Work to complete: Omit the pictures, then write out every entry exactly as it reads.

# start of Dataset records

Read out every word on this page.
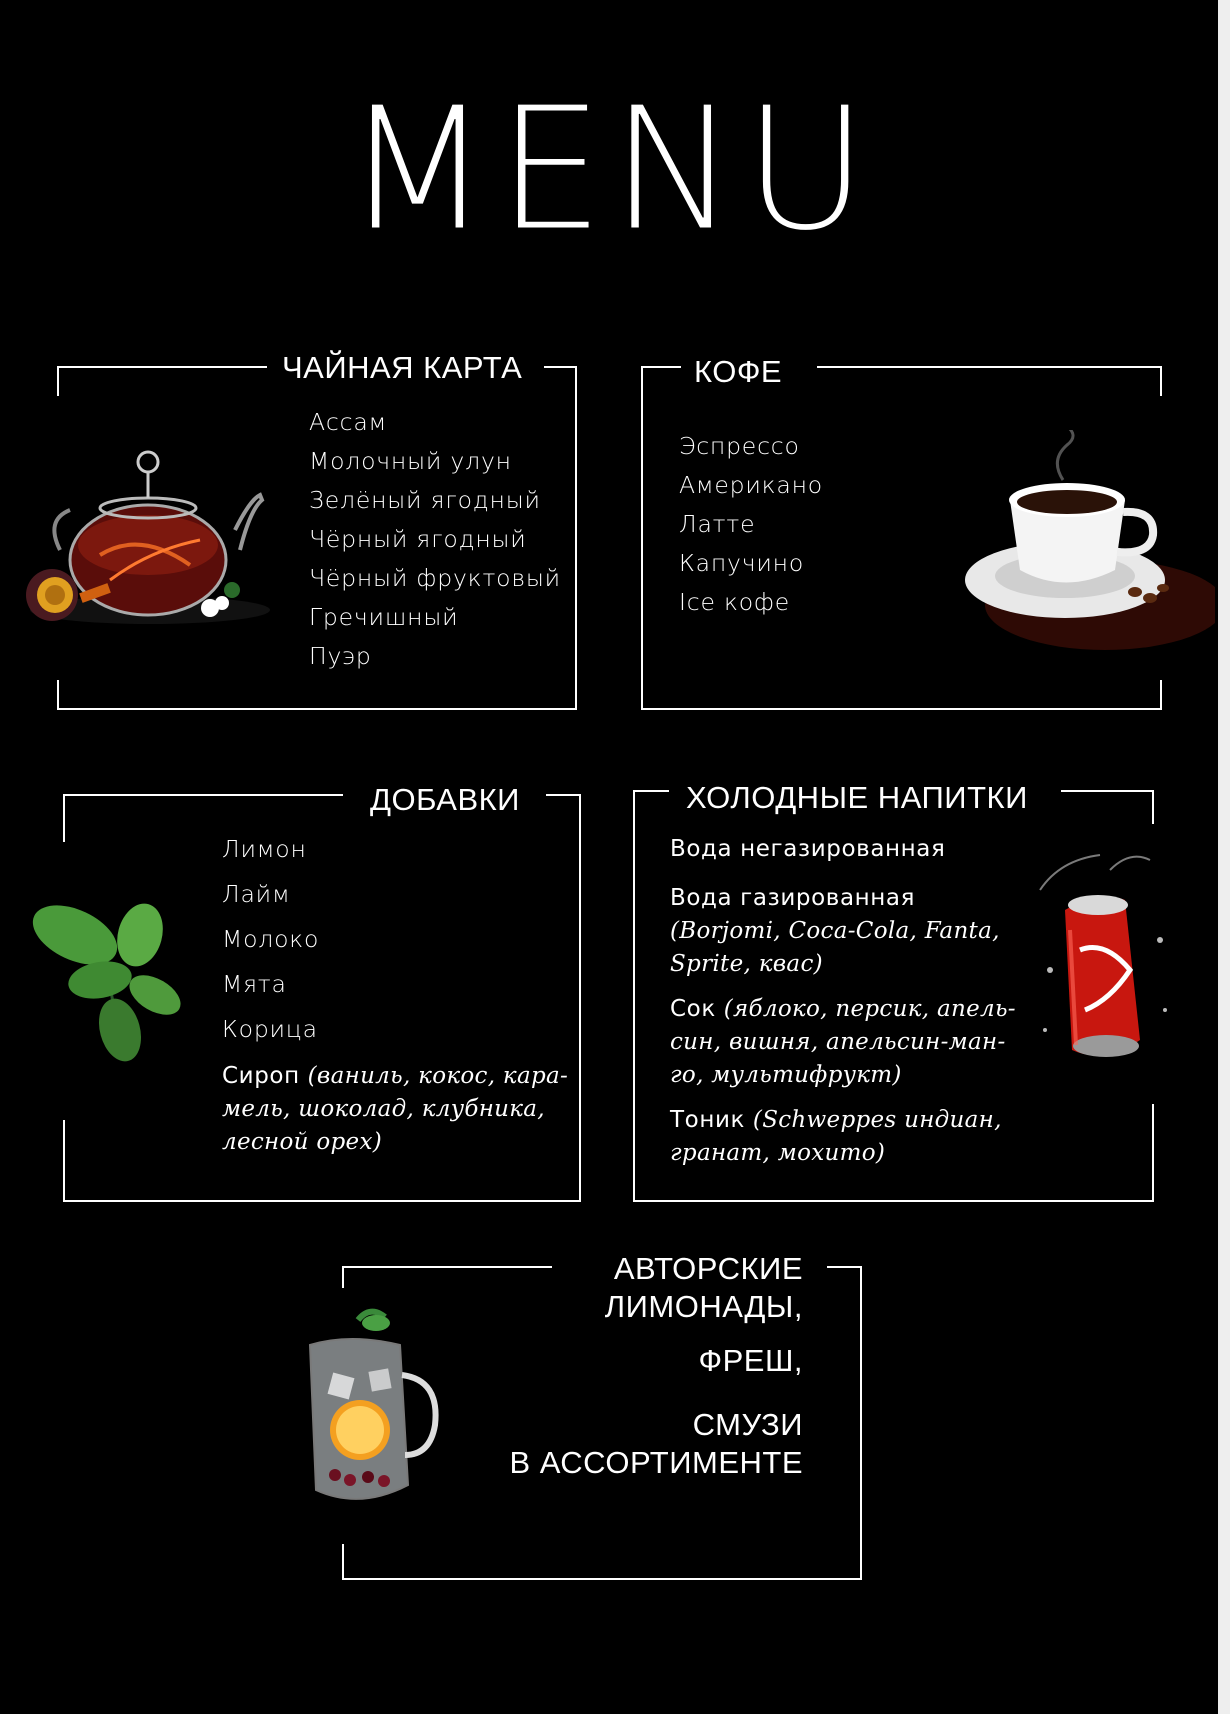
MENU
ЧАЙНАЯ КАРТА
Ассам
Молочный улун
Зелёный ягодный
Чёрный ягодный
Чёрный фруктовый
Гречишный
Пуэр
КОФЕ
Эспрессо
Американо
Латте
Капучино
Ice кофе
ДОБАВКИ
Лимон
Лайм
Молоко
Мята
Корица
Сироп (ваниль, кокос, кара-
мель, шоколад, клубника,
лесной орех)
ХОЛОДНЫЕ НАПИТКИ

Вода негазированная

Вода газированная
(Borjomi, Coca-Cola, Fanta,
Sprite, квас)

Сок (яблоко, персик, апель-
син, вишня, апельсин-ман-
го, мультифрукт)

Тоник (Schweppes индиан,
гранат, мохито)

АВТОРСКИЕ
ЛИМОНАДЫ,
ФРЕШ,
СМУЗИ
В АССОРТИМЕНТЕ
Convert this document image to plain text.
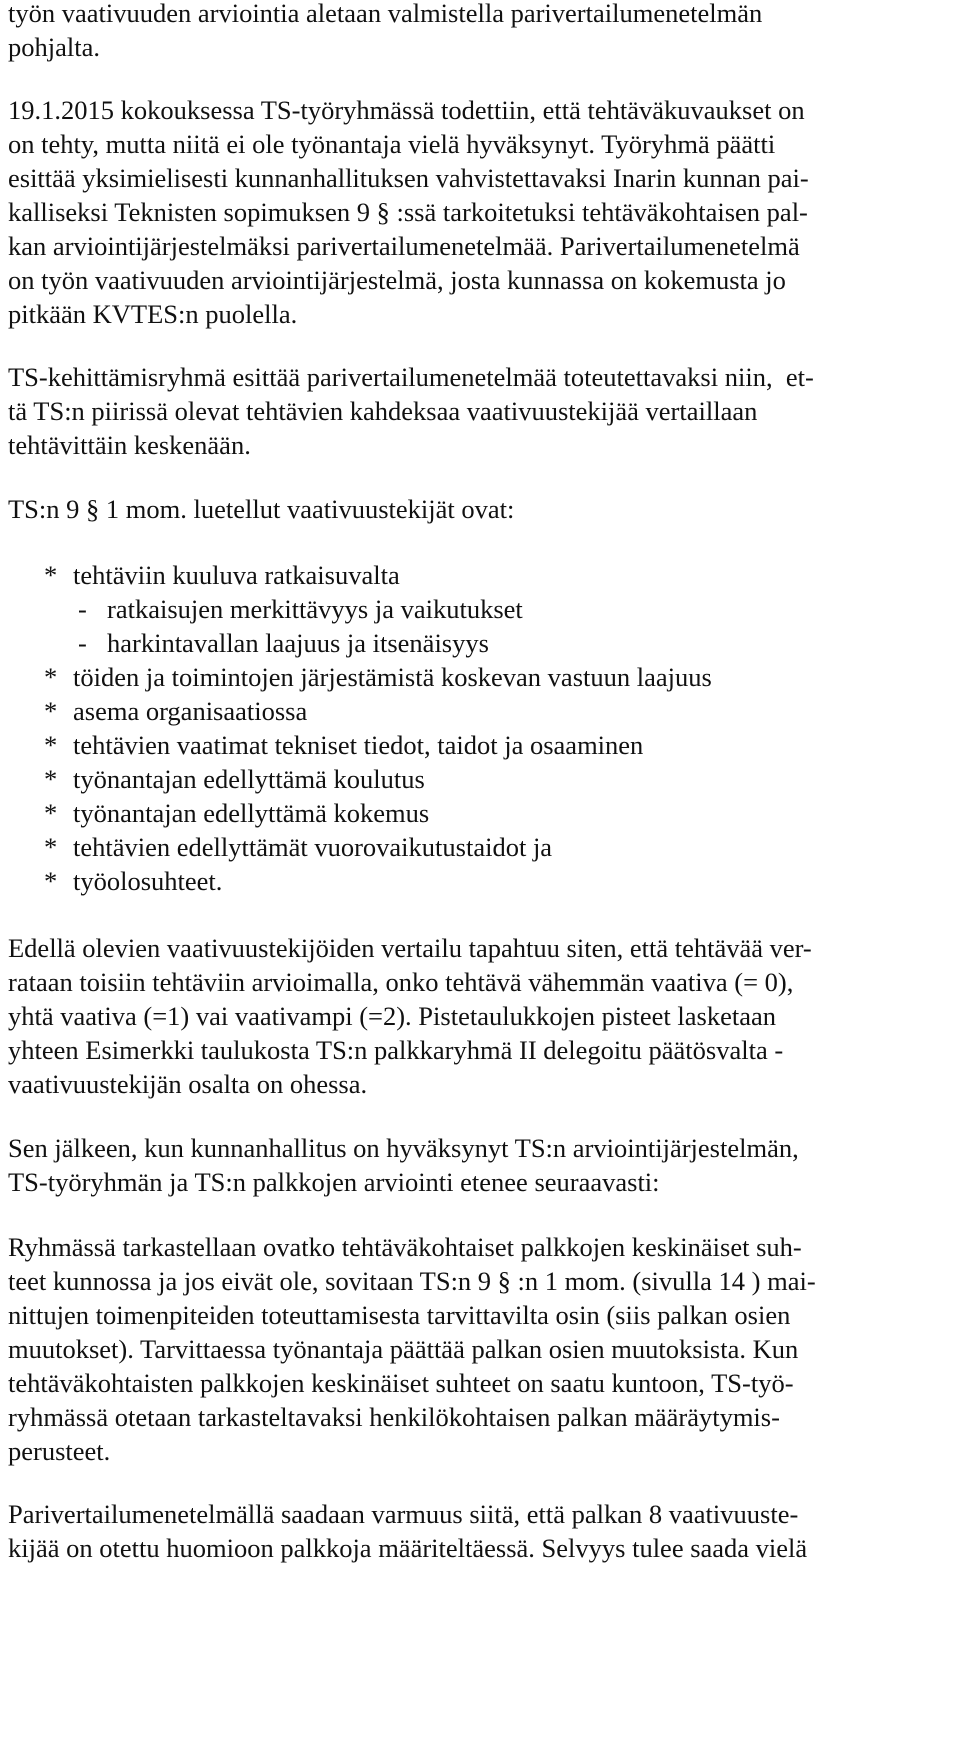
työn vaativuuden arviointia aletaan valmistella parivertailumenetelmän

pohjalta.

19.1.2015 kokouksessa TS-työryhmässä todettiin, että tehtäväkuvaukset on

on tehty, mutta niitä ei ole työnantaja vielä hyväksynyt. Työryhmä päätti

esittää yksimielisesti kunnanhallituksen vahvistettavaksi Inarin kunnan pai-

kalliseksi Teknisten sopimuksen 9 § :ssä tarkoitetuksi tehtäväkohtaisen pal-

kan arviointijärjestelmäksi parivertailumenetelmää. Parivertailumenetelmä

on työn vaativuuden arviointijärjestelmä, josta kunnassa on kokemusta jo

pitkään KVTES:n puolella.

TS-kehittämisryhmä esittää parivertailumenetelmää toteutettavaksi niin,  et-

tä TS:n piirissä olevat tehtävien kahdeksaa vaativuustekijää vertaillaan

tehtävittäin keskenään.

TS:n 9 § 1 mom. luetellut vaativuustekijät ovat:

* tehtäviin kuuluva ratkaisuvalta
- ratkaisujen merkittävyys ja vaikutukset
- harkintavallan laajuus ja itsenäisyys
* töiden ja toimintojen järjestämistä koskevan vastuun laajuus
* asema organisaatiossa
* tehtävien vaatimat tekniset tiedot, taidot ja osaaminen
* työnantajan edellyttämä koulutus
* työnantajan edellyttämä kokemus
* tehtävien edellyttämät vuorovaikutustaidot ja
* työolosuhteet.

Edellä olevien vaativuustekijöiden vertailu tapahtuu siten, että tehtävää ver-

rataan toisiin tehtäviin arvioimalla, onko tehtävä vähemmän vaativa (= 0),

yhtä vaativa (=1) vai vaativampi (=2). Pistetaulukkojen pisteet lasketaan

yhteen Esimerkki taulukosta TS:n palkkaryhmä II delegoitu päätösvalta -

vaativuustekijän osalta on ohessa.

Sen jälkeen, kun kunnanhallitus on hyväksynyt TS:n arviointijärjestelmän,

TS-työryhmän ja TS:n palkkojen arviointi etenee seuraavasti:

Ryhmässä tarkastellaan ovatko tehtäväkohtaiset palkkojen keskinäiset suh-

teet kunnossa ja jos eivät ole, sovitaan TS:n 9 § :n 1 mom. (sivulla 14 ) mai-

nittujen toimenpiteiden toteuttamisesta tarvittavilta osin (siis palkan osien

muutokset). Tarvittaessa työnantaja päättää palkan osien muutoksista. Kun

tehtäväkohtaisten palkkojen keskinäiset suhteet on saatu kuntoon, TS-työ-

ryhmässä otetaan tarkasteltavaksi henkilökohtaisen palkan määräytymis-

perusteet.

Parivertailumenetelmällä saadaan varmuus siitä, että palkan 8 vaativuuste-

kijää on otettu huomioon palkkoja määriteltäessä. Selvyys tulee saada vielä
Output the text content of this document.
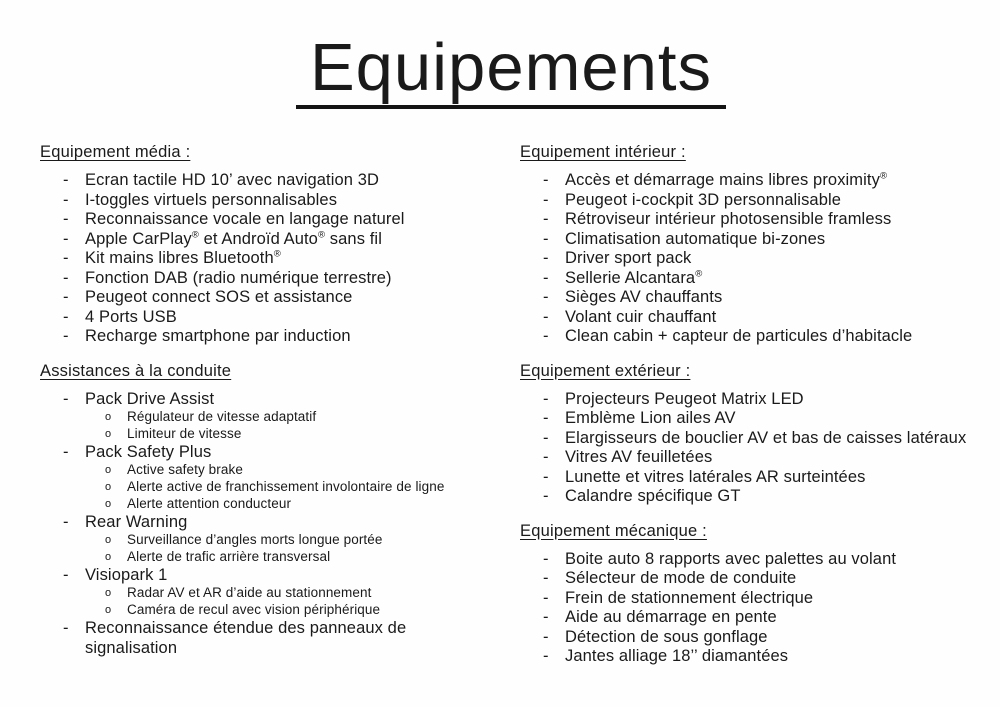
Equipements
Equipement média :
- Ecran tactile HD 10’ avec navigation 3D
- I-toggles virtuels personnalisables
- Reconnaissance vocale en langage naturel
- Apple CarPlay® et Androïd Auto® sans fil
- Kit mains libres Bluetooth®
- Fonction DAB (radio numérique terrestre)
- Peugeot connect SOS et assistance
- 4 Ports USB
- Recharge smartphone par induction
Assistances à la conduite
- Pack Drive Assist
o	Régulateur de vitesse adaptatif
o	Limiteur de vitesse
- Pack Safety Plus
o	Active safety brake
o	Alerte active de franchissement involontaire de ligne
o	Alerte attention conducteur
- Rear Warning
o	Surveillance d’angles morts longue portée
o	Alerte de trafic arrière transversal
- Visiopark 1
o	Radar AV et AR d’aide au stationnement
o	Caméra de recul avec vision périphérique
- Reconnaissance étendue des panneaux de signalisation
Equipement intérieur :
- Accès et démarrage mains libres proximity®
- Peugeot i-cockpit 3D personnalisable
- Rétroviseur intérieur photosensible framless
- Climatisation automatique bi-zones
- Driver sport pack
- Sellerie Alcantara®
- Sièges AV chauffants
- Volant cuir chauffant
- Clean cabin + capteur de particules d’habitacle
Equipement extérieur :
- Projecteurs Peugeot Matrix LED
- Emblème Lion ailes AV
- Elargisseurs de bouclier AV et bas de caisses latéraux
- Vitres AV feuilletées
- Lunette et vitres latérales AR surteintées
- Calandre spécifique GT
Equipement mécanique :
- Boite auto 8 rapports avec palettes au volant
- Sélecteur de mode de conduite
- Frein de stationnement électrique
- Aide au démarrage en pente
- Détection de sous gonflage
- Jantes alliage 18’’ diamantées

# end of Dataset records

Finished exercise:
Read out every word on this page.
MENU
ЧАЙНАЯ КАРТА
Ассам
Молочный улун
Зелёный ягодный
Чёрный ягодный
Чёрный фруктовый
Гречишный
Пуэр
КОФЕ
Эспрессо
Американо
Латте
Капучино
Ice кофе
ДОБАВКИ
Лимон
Лайм
Молоко
Мята
Корица
Сироп (ваниль, кокос, кара-
мель, шоколад, клубника,
лесной орех)
ХОЛОДНЫЕ НАПИТКИ

Вода негазированная

Вода газированная
(Borjomi, Coca-Cola, Fanta,
Sprite, квас)

Сок (яблоко, персик, апель-
син, вишня, апельсин-ман-
го, мультифрукт)

Тоник (Schweppes индиан,
гранат, мохито)

АВТОРСКИЕ
ЛИМОНАДЫ,
ФРЕШ,
СМУЗИ
В АССОРТИМЕНТЕ
Convert this document image to plain text.
työn vaativuuden arviointia aletaan valmistella parivertailumenetelmän

pohjalta.

19.1.2015 kokouksessa TS-työryhmässä todettiin, että tehtäväkuvaukset on

on tehty, mutta niitä ei ole työnantaja vielä hyväksynyt. Työryhmä päätti

esittää yksimielisesti kunnanhallituksen vahvistettavaksi Inarin kunnan pai-

kalliseksi Teknisten sopimuksen 9 § :ssä tarkoitetuksi tehtäväkohtaisen pal-

kan arviointijärjestelmäksi parivertailumenetelmää. Parivertailumenetelmä

on työn vaativuuden arviointijärjestelmä, josta kunnassa on kokemusta jo

pitkään KVTES:n puolella.

TS-kehittämisryhmä esittää parivertailumenetelmää toteutettavaksi niin,  et-

tä TS:n piirissä olevat tehtävien kahdeksaa vaativuustekijää vertaillaan

tehtävittäin keskenään.

TS:n 9 § 1 mom. luetellut vaativuustekijät ovat:

* tehtäviin kuuluva ratkaisuvalta
- ratkaisujen merkittävyys ja vaikutukset
- harkintavallan laajuus ja itsenäisyys
* töiden ja toimintojen järjestämistä koskevan vastuun laajuus
* asema organisaatiossa
* tehtävien vaatimat tekniset tiedot, taidot ja osaaminen
* työnantajan edellyttämä koulutus
* työnantajan edellyttämä kokemus
* tehtävien edellyttämät vuorovaikutustaidot ja
* työolosuhteet.

Edellä olevien vaativuustekijöiden vertailu tapahtuu siten, että tehtävää ver-

rataan toisiin tehtäviin arvioimalla, onko tehtävä vähemmän vaativa (= 0),

yhtä vaativa (=1) vai vaativampi (=2). Pistetaulukkojen pisteet lasketaan

yhteen Esimerkki taulukosta TS:n palkkaryhmä II delegoitu päätösvalta -

vaativuustekijän osalta on ohessa.

Sen jälkeen, kun kunnanhallitus on hyväksynyt TS:n arviointijärjestelmän,

TS-työryhmän ja TS:n palkkojen arviointi etenee seuraavasti:

Ryhmässä tarkastellaan ovatko tehtäväkohtaiset palkkojen keskinäiset suh-

teet kunnossa ja jos eivät ole, sovitaan TS:n 9 § :n 1 mom. (sivulla 14 ) mai-

nittujen toimenpiteiden toteuttamisesta tarvittavilta osin (siis palkan osien

muutokset). Tarvittaessa työnantaja päättää palkan osien muutoksista. Kun

tehtäväkohtaisten palkkojen keskinäiset suhteet on saatu kuntoon, TS-työ-

ryhmässä otetaan tarkasteltavaksi henkilökohtaisen palkan määräytymis-

perusteet.

Parivertailumenetelmällä saadaan varmuus siitä, että palkan 8 vaativuuste-

kijää on otettu huomioon palkkoja määriteltäessä. Selvyys tulee saada vielä
Output the text content of this document.
Equipements
Equipement média :
- Ecran tactile HD 10’ avec navigation 3D
- I-toggles virtuels personnalisables
- Reconnaissance vocale en langage naturel
- Apple CarPlay® et Androïd Auto® sans fil
- Kit mains libres Bluetooth®
- Fonction DAB (radio numérique terrestre)
- Peugeot connect SOS et assistance
- 4 Ports USB
- Recharge smartphone par induction
Assistances à la conduite
- Pack Drive Assist
o	Régulateur de vitesse adaptatif
o	Limiteur de vitesse
- Pack Safety Plus
o	Active safety brake
o	Alerte active de franchissement involontaire de ligne
o	Alerte attention conducteur
- Rear Warning
o	Surveillance d’angles morts longue portée
o	Alerte de trafic arrière transversal
- Visiopark 1
o	Radar AV et AR d’aide au stationnement
o	Caméra de recul avec vision périphérique
- Reconnaissance étendue des panneaux de signalisation
Equipement intérieur :
- Accès et démarrage mains libres proximity®
- Peugeot i-cockpit 3D personnalisable
- Rétroviseur intérieur photosensible framless
- Climatisation automatique bi-zones
- Driver sport pack
- Sellerie Alcantara®
- Sièges AV chauffants
- Volant cuir chauffant
- Clean cabin + capteur de particules d’habitacle
Equipement extérieur :
- Projecteurs Peugeot Matrix LED
- Emblème Lion ailes AV
- Elargisseurs de bouclier AV et bas de caisses latéraux
- Vitres AV feuilletées
- Lunette et vitres latérales AR surteintées
- Calandre spécifique GT
Equipement mécanique :
- Boite auto 8 rapports avec palettes au volant
- Sélecteur de mode de conduite
- Frein de stationnement électrique
- Aide au démarrage en pente
- Détection de sous gonflage
- Jantes alliage 18’’ diamantées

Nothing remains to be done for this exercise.